* What is asked
Locate every line in the records below that contains the word "Pretest", and copy each one.

Dataset items
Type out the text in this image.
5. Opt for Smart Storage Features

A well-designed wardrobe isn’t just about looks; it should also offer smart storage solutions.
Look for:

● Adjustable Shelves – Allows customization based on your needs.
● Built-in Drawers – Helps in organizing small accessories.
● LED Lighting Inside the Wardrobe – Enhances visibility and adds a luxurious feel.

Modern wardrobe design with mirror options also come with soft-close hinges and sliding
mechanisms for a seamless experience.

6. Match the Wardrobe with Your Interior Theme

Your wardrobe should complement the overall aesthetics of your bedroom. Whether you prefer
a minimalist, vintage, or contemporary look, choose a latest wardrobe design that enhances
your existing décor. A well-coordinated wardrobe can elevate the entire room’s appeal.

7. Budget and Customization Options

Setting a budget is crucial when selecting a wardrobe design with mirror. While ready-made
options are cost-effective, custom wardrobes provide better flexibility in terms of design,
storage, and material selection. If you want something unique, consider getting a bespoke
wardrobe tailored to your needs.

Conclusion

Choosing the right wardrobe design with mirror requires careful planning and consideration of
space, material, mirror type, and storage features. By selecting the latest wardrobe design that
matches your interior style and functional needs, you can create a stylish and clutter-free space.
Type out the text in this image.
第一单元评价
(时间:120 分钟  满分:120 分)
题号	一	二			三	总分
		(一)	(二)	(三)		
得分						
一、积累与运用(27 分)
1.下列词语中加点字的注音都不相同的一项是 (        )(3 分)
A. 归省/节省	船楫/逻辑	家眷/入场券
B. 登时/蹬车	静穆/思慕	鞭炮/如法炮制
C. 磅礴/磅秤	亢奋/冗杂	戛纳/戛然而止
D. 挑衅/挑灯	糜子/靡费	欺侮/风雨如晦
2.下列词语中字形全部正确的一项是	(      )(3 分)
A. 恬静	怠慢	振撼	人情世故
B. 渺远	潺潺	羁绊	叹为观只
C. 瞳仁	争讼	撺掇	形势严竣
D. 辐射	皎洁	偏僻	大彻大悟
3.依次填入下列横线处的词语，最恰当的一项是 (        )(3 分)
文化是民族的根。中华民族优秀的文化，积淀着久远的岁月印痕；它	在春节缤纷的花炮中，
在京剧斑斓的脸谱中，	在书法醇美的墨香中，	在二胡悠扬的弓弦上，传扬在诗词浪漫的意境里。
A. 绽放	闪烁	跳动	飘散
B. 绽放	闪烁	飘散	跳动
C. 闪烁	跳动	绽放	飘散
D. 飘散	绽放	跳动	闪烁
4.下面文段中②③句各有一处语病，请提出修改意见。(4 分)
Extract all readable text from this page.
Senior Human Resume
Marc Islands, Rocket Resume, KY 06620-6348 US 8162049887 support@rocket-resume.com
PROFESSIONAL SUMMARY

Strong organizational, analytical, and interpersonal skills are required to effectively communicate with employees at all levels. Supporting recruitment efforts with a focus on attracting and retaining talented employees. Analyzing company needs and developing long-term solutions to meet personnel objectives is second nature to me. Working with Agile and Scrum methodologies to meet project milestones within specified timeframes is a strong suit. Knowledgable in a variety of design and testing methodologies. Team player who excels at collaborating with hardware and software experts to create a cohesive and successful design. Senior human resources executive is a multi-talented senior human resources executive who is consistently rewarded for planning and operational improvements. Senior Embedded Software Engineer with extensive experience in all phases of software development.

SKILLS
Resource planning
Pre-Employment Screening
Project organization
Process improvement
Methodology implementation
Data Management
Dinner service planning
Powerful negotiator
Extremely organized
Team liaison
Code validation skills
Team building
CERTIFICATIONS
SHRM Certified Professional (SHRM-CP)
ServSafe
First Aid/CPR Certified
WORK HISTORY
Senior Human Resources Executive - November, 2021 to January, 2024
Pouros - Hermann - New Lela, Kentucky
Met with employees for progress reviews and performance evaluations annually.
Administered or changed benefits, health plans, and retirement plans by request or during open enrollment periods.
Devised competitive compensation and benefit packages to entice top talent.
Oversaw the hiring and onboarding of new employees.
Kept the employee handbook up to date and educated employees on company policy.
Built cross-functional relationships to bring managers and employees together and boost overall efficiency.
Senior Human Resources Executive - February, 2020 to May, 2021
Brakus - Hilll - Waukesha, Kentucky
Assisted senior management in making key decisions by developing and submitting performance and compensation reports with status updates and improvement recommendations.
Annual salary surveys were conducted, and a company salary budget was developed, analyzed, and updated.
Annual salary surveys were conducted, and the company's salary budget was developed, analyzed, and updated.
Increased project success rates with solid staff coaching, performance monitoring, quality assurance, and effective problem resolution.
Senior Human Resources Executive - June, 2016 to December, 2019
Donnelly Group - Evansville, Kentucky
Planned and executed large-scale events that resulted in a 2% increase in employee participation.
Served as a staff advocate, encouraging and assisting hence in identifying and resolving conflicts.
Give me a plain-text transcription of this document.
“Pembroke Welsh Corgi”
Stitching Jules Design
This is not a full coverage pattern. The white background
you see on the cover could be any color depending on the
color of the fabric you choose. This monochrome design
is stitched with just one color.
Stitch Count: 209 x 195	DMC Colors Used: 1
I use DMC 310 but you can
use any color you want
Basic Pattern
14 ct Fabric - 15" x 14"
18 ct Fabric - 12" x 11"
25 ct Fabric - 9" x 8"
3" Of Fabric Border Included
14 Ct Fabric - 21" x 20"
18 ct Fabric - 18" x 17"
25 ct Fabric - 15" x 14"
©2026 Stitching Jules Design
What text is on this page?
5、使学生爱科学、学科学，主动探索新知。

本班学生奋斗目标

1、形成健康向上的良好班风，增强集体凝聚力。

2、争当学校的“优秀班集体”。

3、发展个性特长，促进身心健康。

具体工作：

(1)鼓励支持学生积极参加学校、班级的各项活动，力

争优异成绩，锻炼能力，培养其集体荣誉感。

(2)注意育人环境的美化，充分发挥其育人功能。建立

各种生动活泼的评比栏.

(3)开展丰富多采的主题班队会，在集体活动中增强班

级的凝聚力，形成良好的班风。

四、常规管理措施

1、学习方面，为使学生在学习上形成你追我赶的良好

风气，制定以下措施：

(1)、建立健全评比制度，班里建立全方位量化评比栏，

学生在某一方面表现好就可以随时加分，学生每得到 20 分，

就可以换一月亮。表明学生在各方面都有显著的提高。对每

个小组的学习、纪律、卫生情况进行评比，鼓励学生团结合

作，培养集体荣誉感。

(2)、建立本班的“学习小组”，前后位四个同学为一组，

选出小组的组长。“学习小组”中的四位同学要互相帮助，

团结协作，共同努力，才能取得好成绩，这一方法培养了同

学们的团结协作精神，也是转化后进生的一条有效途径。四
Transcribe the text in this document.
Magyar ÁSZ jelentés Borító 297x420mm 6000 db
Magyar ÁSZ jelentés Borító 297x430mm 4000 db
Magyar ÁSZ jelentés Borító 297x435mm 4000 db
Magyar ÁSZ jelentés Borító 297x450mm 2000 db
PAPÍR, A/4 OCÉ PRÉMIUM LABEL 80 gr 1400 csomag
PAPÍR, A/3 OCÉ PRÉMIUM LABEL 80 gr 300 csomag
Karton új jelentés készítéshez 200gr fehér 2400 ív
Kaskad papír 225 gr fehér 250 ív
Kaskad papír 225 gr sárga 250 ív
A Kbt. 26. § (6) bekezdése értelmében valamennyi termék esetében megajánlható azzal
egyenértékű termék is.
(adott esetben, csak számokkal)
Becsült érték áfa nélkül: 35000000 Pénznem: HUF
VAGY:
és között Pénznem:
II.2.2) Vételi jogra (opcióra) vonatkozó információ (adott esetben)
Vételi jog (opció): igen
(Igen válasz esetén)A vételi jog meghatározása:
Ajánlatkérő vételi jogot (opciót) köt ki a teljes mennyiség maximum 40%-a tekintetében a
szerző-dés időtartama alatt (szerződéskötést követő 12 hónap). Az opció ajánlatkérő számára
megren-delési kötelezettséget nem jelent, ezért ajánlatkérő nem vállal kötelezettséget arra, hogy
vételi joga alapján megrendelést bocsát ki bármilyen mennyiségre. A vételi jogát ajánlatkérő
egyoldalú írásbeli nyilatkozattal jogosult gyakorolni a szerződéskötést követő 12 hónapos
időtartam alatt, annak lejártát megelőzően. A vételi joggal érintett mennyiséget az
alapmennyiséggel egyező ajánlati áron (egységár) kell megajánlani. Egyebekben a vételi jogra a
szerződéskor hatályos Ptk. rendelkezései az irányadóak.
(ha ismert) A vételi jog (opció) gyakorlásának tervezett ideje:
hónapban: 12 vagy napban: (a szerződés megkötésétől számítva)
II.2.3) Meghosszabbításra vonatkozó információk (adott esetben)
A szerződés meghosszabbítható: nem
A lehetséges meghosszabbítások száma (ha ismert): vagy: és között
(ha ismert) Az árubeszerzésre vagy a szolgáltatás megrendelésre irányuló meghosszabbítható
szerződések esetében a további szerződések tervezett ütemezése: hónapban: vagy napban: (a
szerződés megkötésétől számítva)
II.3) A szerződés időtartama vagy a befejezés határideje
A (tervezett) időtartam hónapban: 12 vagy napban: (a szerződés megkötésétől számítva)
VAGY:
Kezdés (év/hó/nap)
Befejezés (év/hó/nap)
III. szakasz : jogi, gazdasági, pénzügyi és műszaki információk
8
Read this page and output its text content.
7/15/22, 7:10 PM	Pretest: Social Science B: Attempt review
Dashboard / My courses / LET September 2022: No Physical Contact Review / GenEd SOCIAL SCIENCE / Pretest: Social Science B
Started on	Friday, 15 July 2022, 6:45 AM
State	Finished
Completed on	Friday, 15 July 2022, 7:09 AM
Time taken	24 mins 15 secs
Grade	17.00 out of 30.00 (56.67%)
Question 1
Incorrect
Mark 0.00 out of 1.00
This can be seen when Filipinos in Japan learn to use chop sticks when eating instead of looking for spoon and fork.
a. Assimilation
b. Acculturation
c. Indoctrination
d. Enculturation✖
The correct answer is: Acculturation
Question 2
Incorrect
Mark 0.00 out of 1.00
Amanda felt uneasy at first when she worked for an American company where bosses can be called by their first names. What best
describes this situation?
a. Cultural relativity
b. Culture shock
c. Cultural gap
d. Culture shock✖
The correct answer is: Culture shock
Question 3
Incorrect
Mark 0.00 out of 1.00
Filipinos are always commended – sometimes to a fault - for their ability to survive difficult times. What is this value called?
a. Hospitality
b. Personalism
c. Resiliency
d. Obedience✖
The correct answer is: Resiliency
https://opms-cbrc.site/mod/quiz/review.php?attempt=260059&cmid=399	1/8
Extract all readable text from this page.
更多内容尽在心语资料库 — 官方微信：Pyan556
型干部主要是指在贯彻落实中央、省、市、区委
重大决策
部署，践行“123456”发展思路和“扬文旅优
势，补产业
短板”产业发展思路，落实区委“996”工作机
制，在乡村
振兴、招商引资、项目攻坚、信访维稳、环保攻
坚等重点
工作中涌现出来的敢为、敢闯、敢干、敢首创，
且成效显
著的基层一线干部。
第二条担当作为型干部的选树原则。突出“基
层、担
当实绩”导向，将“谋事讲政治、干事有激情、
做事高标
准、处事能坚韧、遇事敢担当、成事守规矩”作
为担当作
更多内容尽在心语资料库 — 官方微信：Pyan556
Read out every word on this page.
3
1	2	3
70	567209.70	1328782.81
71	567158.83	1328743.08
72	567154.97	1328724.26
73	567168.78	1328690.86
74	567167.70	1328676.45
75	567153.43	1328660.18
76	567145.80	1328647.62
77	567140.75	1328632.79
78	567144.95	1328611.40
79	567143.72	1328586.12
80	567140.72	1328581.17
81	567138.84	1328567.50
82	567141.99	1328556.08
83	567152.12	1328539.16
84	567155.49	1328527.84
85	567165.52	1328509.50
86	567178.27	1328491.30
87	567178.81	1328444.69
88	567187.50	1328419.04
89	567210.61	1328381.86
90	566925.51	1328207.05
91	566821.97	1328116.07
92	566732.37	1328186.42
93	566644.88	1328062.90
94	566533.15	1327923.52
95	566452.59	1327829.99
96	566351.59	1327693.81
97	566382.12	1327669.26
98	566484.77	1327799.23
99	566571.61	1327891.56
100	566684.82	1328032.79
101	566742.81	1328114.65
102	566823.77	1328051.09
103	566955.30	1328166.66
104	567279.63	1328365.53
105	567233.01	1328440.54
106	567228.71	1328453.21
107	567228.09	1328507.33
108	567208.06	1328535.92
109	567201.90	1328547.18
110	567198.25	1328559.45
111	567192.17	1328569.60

* Solved problem
7/15/22, 7:10 PM	Pretest: Social Science B: Attempt review
Dashboard / My courses / LET September 2022: No Physical Contact Review / GenEd SOCIAL SCIENCE / Pretest: Social Science B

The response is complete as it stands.